Read the data and repeat all of it exactly.

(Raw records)
** Start **
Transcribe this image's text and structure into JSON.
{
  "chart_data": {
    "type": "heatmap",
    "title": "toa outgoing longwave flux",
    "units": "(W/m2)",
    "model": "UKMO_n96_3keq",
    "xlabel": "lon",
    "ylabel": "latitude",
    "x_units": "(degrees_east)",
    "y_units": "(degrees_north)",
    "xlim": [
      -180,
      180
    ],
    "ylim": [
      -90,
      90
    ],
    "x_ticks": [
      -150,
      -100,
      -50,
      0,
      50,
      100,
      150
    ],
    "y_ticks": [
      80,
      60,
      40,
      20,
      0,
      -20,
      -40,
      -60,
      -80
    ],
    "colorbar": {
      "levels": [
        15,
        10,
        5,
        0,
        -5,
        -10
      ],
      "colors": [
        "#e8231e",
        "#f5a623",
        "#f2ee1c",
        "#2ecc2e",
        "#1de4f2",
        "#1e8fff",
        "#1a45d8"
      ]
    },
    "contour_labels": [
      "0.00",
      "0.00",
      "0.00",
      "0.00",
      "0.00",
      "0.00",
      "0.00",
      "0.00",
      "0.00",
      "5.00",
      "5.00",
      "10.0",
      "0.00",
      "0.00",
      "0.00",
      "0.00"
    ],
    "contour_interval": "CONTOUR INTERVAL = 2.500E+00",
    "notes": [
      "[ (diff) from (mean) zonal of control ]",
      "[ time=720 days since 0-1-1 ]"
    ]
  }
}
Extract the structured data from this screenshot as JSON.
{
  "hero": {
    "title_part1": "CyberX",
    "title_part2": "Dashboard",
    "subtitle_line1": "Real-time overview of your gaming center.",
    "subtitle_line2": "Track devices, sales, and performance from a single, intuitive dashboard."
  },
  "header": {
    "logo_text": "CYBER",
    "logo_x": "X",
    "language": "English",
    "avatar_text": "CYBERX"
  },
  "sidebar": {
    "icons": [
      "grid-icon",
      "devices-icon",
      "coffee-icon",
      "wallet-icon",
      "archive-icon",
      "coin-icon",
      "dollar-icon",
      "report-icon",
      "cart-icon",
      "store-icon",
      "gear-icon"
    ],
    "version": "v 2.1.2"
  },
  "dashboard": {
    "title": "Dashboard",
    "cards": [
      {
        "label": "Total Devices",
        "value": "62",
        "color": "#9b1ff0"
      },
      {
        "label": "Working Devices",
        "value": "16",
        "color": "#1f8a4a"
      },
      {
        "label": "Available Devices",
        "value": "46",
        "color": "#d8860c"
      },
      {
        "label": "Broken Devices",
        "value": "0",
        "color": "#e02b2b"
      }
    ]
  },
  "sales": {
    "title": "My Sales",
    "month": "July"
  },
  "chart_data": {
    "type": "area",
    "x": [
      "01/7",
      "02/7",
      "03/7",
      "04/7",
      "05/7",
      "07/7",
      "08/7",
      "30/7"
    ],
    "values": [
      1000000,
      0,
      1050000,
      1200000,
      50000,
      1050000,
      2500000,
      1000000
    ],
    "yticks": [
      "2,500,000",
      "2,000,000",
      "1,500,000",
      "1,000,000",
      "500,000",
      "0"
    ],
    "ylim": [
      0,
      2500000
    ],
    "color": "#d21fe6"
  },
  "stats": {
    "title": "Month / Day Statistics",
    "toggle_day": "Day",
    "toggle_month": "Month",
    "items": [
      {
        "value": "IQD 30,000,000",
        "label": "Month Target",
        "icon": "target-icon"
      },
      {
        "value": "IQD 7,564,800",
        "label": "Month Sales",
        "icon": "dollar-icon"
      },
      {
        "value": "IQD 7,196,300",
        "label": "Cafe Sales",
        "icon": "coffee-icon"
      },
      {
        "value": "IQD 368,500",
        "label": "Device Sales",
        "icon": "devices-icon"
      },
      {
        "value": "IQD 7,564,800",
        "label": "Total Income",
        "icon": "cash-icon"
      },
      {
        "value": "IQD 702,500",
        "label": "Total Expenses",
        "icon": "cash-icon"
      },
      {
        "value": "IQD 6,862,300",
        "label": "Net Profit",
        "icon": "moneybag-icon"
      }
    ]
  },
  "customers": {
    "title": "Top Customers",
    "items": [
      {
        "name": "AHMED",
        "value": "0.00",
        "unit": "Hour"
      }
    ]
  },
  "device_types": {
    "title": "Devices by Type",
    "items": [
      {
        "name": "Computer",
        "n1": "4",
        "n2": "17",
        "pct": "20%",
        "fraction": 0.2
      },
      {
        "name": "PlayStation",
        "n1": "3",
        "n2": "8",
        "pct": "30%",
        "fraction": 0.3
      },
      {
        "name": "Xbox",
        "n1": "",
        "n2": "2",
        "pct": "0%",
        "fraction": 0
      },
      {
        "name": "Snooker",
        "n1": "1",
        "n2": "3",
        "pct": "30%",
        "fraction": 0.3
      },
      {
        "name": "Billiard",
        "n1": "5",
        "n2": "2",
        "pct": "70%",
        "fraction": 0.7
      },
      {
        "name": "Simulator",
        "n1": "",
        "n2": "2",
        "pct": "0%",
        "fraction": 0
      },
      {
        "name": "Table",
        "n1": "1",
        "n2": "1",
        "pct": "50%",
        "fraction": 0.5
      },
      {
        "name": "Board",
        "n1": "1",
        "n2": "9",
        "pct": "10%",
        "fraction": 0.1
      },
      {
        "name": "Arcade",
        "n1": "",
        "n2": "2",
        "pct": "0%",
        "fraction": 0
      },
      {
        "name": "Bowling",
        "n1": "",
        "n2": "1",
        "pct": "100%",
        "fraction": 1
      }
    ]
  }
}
** End **
* **ANSWER FOR THE TASK**
Transcribe this image's text and structure into JSON.
{
  "chart_data": {
    "type": "heatmap",
    "title": "toa outgoing longwave flux",
    "units": "(W/m2)",
    "model": "UKMO_n96_3keq",
    "xlabel": "lon",
    "ylabel": "latitude",
    "x_units": "(degrees_east)",
    "y_units": "(degrees_north)",
    "xlim": [
      -180,
      180
    ],
    "ylim": [
      -90,
      90
    ],
    "x_ticks": [
      -150,
      -100,
      -50,
      0,
      50,
      100,
      150
    ],
    "y_ticks": [
      80,
      60,
      40,
      20,
      0,
      -20,
      -40,
      -60,
      -80
    ],
    "colorbar": {
      "levels": [
        15,
        10,
        5,
        0,
        -5,
        -10
      ],
      "colors": [
        "#e8231e",
        "#f5a623",
        "#f2ee1c",
        "#2ecc2e",
        "#1de4f2",
        "#1e8fff",
        "#1a45d8"
      ]
    },
    "contour_labels": [
      "0.00",
      "0.00",
      "0.00",
      "0.00",
      "0.00",
      "0.00",
      "0.00",
      "0.00",
      "0.00",
      "5.00",
      "5.00",
      "10.0",
      "0.00",
      "0.00",
      "0.00",
      "0.00"
    ],
    "contour_interval": "CONTOUR INTERVAL = 2.500E+00",
    "notes": [
      "[ (diff) from (mean) zonal of control ]",
      "[ time=720 days since 0-1-1 ]"
    ]
  }
}
Extract the structured data from this screenshot as JSON.
{
  "hero": {
    "title_part1": "CyberX",
    "title_part2": "Dashboard",
    "subtitle_line1": "Real-time overview of your gaming center.",
    "subtitle_line2": "Track devices, sales, and performance from a single, intuitive dashboard."
  },
  "header": {
    "logo_text": "CYBER",
    "logo_x": "X",
    "language": "English",
    "avatar_text": "CYBERX"
  },
  "sidebar": {
    "icons": [
      "grid-icon",
      "devices-icon",
      "coffee-icon",
      "wallet-icon",
      "archive-icon",
      "coin-icon",
      "dollar-icon",
      "report-icon",
      "cart-icon",
      "store-icon",
      "gear-icon"
    ],
    "version": "v 2.1.2"
  },
  "dashboard": {
    "title": "Dashboard",
    "cards": [
      {
        "label": "Total Devices",
        "value": "62",
        "color": "#9b1ff0"
      },
      {
        "label": "Working Devices",
        "value": "16",
        "color": "#1f8a4a"
      },
      {
        "label": "Available Devices",
        "value": "46",
        "color": "#d8860c"
      },
      {
        "label": "Broken Devices",
        "value": "0",
        "color": "#e02b2b"
      }
    ]
  },
  "sales": {
    "title": "My Sales",
    "month": "July"
  },
  "chart_data": {
    "type": "area",
    "x": [
      "01/7",
      "02/7",
      "03/7",
      "04/7",
      "05/7",
      "07/7",
      "08/7",
      "30/7"
    ],
    "values": [
      1000000,
      0,
      1050000,
      1200000,
      50000,
      1050000,
      2500000,
      1000000
    ],
    "yticks": [
      "2,500,000",
      "2,000,000",
      "1,500,000",
      "1,000,000",
      "500,000",
      "0"
    ],
    "ylim": [
      0,
      2500000
    ],
    "color": "#d21fe6"
  },
  "stats": {
    "title": "Month / Day Statistics",
    "toggle_day": "Day",
    "toggle_month": "Month",
    "items": [
      {
        "value": "IQD 30,000,000",
        "label": "Month Target",
        "icon": "target-icon"
      },
      {
        "value": "IQD 7,564,800",
        "label": "Month Sales",
        "icon": "dollar-icon"
      },
      {
        "value": "IQD 7,196,300",
        "label": "Cafe Sales",
        "icon": "coffee-icon"
      },
      {
        "value": "IQD 368,500",
        "label": "Device Sales",
        "icon": "devices-icon"
      },
      {
        "value": "IQD 7,564,800",
        "label": "Total Income",
        "icon": "cash-icon"
      },
      {
        "value": "IQD 702,500",
        "label": "Total Expenses",
        "icon": "cash-icon"
      },
      {
        "value": "IQD 6,862,300",
        "label": "Net Profit",
        "icon": "moneybag-icon"
      }
    ]
  },
  "customers": {
    "title": "Top Customers",
    "items": [
      {
        "name": "AHMED",
        "value": "0.00",
        "unit": "Hour"
      }
    ]
  },
  "device_types": {
    "title": "Devices by Type",
    "items": [
      {
        "name": "Computer",
        "n1": "4",
        "n2": "17",
        "pct": "20%",
        "fraction": 0.2
      },
      {
        "name": "PlayStation",
        "n1": "3",
        "n2": "8",
        "pct": "30%",
        "fraction": 0.3
      },
      {
        "name": "Xbox",
        "n1": "",
        "n2": "2",
        "pct": "0%",
        "fraction": 0
      },
      {
        "name": "Snooker",
        "n1": "1",
        "n2": "3",
        "pct": "30%",
        "fraction": 0.3
      },
      {
        "name": "Billiard",
        "n1": "5",
        "n2": "2",
        "pct": "70%",
        "fraction": 0.7
      },
      {
        "name": "Simulator",
        "n1": "",
        "n2": "2",
        "pct": "0%",
        "fraction": 0
      },
      {
        "name": "Table",
        "n1": "1",
        "n2": "1",
        "pct": "50%",
        "fraction": 0.5
      },
      {
        "name": "Board",
        "n1": "1",
        "n2": "9",
        "pct": "10%",
        "fraction": 0.1
      },
      {
        "name": "Arcade",
        "n1": "",
        "n2": "2",
        "pct": "0%",
        "fraction": 0
      },
      {
        "name": "Bowling",
        "n1": "",
        "n2": "1",
        "pct": "100%",
        "fraction": 1
      }
    ]
  }
}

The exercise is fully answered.